— Exercise requirements —
Every line that holds the string "神秘的大衣" is to be identified and copied.

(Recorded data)
━━━━━━━━━━
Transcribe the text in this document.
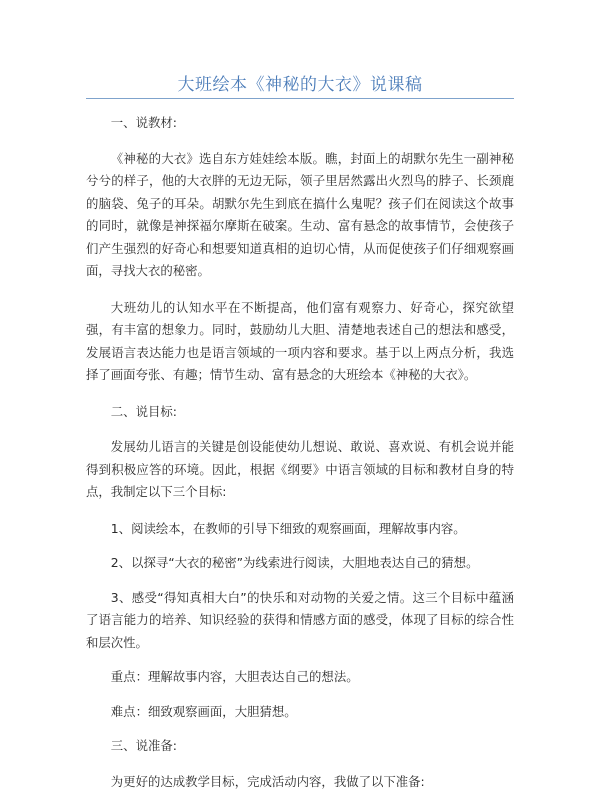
大班绘本《神秘的大衣》说课稿

一、说教材:

《神秘的大衣》选自东方娃娃绘本版。瞧，封面上的胡默尔先生一副神秘兮兮的样子，他的大衣胖的无边无际，领子里居然露出火烈鸟的脖子、长颈鹿的脑袋、兔子的耳朵。胡默尔先生到底在搞什么鬼呢？孩子们在阅读这个故事的同时，就像是神探福尔摩斯在破案。生动、富有悬念的故事情节，会使孩子们产生强烈的好奇心和想要知道真相的迫切心情，从而促使孩子们仔细观察画面，寻找大衣的秘密。

大班幼儿的认知水平在不断提高，他们富有观察力、好奇心，探究欲望强，有丰富的想象力。同时，鼓励幼儿大胆、清楚地表述自己的想法和感受，发展语言表达能力也是语言领域的一项内容和要求。基于以上两点分析，我选择了画面夸张、有趣；情节生动、富有悬念的大班绘本《神秘的大衣》。

二、说目标:

发展幼儿语言的关键是创设能使幼儿想说、敢说、喜欢说、有机会说并能得到积极应答的环境。因此，根据《纲要》中语言领域的目标和教材自身的特点，我制定以下三个目标:

1、阅读绘本，在教师的引导下细致的观察画面，理解故事内容。

2、以探寻“大衣的秘密”为线索进行阅读，大胆地表达自己的猜想。

3、感受“得知真相大白”的快乐和对动物的关爱之情。这三个目标中蕴涵了语言能力的培养、知识经验的获得和情感方面的感受，体现了目标的综合性和层次性。

重点：理解故事内容，大胆表达自己的想法。

难点：细致观察画面，大胆猜想。

三、说准备:

为更好的达成教学目标，完成活动内容，我做了以下准备:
━━━━━━━━━━
— Solution below —
大班绘本《神秘的大衣》说课稿
《神秘的大衣》选自东方娃娃绘本版。瞧，封面上的胡默尔先生一副神秘兮兮的样子，他的大衣胖的无边无际，领子里居然露出火烈鸟的脖子、长颈鹿的脑袋、兔子的耳朵。胡默尔先生到底在搞什么鬼呢？孩子们在阅读这个故事的同时，就像是神探福尔摩斯在破案。生动、富有悬念的故事情节，会使孩子们产生强烈的好奇心和想要知道真相的迫切心情，从而促使孩子们仔细观察画面，寻找大衣的秘密。
大班幼儿的认知水平在不断提高，他们富有观察力、好奇心，探究欲望强，有丰富的想象力。同时，鼓励幼儿大胆、清楚地表述自己的想法和感受，发展语言表达能力也是语言领域的一项内容和要求。基于以上两点分析，我选择了画面夸张、有趣；情节生动、富有悬念的大班绘本《神秘的大衣》。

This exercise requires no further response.